Work to complete. List every line of the records that contains the string "series", copying each such line in full. Case counts.

Provided data.
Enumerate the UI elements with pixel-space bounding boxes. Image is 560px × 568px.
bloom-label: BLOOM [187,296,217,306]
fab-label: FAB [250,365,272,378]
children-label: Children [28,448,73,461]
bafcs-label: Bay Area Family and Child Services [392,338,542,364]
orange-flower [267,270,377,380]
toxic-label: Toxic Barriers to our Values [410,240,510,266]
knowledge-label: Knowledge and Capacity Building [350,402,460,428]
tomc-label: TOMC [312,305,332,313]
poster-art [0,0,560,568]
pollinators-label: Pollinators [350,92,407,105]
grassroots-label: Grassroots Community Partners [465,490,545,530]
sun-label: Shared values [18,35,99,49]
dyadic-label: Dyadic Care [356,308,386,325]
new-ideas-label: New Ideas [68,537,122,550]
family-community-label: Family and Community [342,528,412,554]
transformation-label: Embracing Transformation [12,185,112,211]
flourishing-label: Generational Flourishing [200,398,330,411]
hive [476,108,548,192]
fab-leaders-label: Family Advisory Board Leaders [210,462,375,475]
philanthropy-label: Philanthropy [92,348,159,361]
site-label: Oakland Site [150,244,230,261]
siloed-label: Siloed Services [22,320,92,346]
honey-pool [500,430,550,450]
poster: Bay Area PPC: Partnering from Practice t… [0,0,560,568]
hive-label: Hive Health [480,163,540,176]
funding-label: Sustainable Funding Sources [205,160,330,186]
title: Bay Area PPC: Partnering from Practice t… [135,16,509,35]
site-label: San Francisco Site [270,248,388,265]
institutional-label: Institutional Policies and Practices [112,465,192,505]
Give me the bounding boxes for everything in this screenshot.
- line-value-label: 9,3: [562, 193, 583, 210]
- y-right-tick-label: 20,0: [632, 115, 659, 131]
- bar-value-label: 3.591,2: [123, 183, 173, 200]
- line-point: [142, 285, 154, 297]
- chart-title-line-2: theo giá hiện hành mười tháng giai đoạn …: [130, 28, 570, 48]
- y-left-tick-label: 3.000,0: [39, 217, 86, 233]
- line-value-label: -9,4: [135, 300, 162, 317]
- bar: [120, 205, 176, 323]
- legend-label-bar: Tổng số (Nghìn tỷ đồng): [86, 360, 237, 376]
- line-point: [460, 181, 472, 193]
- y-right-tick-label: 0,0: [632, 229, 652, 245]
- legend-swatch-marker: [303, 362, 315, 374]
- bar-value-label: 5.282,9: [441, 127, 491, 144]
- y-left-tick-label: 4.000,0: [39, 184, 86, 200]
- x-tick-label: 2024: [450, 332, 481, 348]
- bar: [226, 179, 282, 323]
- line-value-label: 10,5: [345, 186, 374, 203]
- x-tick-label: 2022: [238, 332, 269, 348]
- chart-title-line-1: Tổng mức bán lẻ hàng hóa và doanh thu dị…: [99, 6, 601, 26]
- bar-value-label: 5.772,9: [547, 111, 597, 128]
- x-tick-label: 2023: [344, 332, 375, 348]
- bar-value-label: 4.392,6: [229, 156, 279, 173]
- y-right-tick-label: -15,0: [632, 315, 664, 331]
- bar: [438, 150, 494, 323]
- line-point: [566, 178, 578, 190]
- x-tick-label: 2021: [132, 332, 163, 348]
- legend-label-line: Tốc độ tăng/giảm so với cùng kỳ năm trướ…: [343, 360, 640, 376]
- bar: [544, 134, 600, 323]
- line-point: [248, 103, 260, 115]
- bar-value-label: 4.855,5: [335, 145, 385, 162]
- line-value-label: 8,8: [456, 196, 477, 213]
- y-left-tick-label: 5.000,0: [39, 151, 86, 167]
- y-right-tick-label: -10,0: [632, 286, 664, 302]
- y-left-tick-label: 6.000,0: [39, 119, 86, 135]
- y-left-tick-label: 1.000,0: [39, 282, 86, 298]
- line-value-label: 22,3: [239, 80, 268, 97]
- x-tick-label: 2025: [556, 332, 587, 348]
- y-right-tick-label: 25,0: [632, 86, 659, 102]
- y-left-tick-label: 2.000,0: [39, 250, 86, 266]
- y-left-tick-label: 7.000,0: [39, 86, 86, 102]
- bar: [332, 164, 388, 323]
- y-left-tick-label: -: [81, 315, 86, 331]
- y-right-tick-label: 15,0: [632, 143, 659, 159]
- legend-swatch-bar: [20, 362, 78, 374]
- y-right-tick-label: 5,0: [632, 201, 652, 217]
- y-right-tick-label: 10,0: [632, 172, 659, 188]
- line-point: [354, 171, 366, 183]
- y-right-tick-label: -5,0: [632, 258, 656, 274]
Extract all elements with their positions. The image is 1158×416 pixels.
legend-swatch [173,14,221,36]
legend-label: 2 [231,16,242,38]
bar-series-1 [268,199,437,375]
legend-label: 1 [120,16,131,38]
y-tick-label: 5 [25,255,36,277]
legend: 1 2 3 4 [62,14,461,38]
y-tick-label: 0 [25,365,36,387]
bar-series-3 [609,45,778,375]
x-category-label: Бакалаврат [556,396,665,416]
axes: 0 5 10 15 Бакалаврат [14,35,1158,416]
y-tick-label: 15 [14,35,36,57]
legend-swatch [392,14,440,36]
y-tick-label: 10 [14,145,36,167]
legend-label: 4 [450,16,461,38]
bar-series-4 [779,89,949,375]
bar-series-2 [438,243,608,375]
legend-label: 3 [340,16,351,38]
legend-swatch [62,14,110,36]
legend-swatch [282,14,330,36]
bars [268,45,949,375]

Exercise response.
bar-series-1 [268,199,437,375]
bar-series-3 [609,45,778,375]
bar-series-4 [779,89,949,375]
bar-series-2 [438,243,608,375]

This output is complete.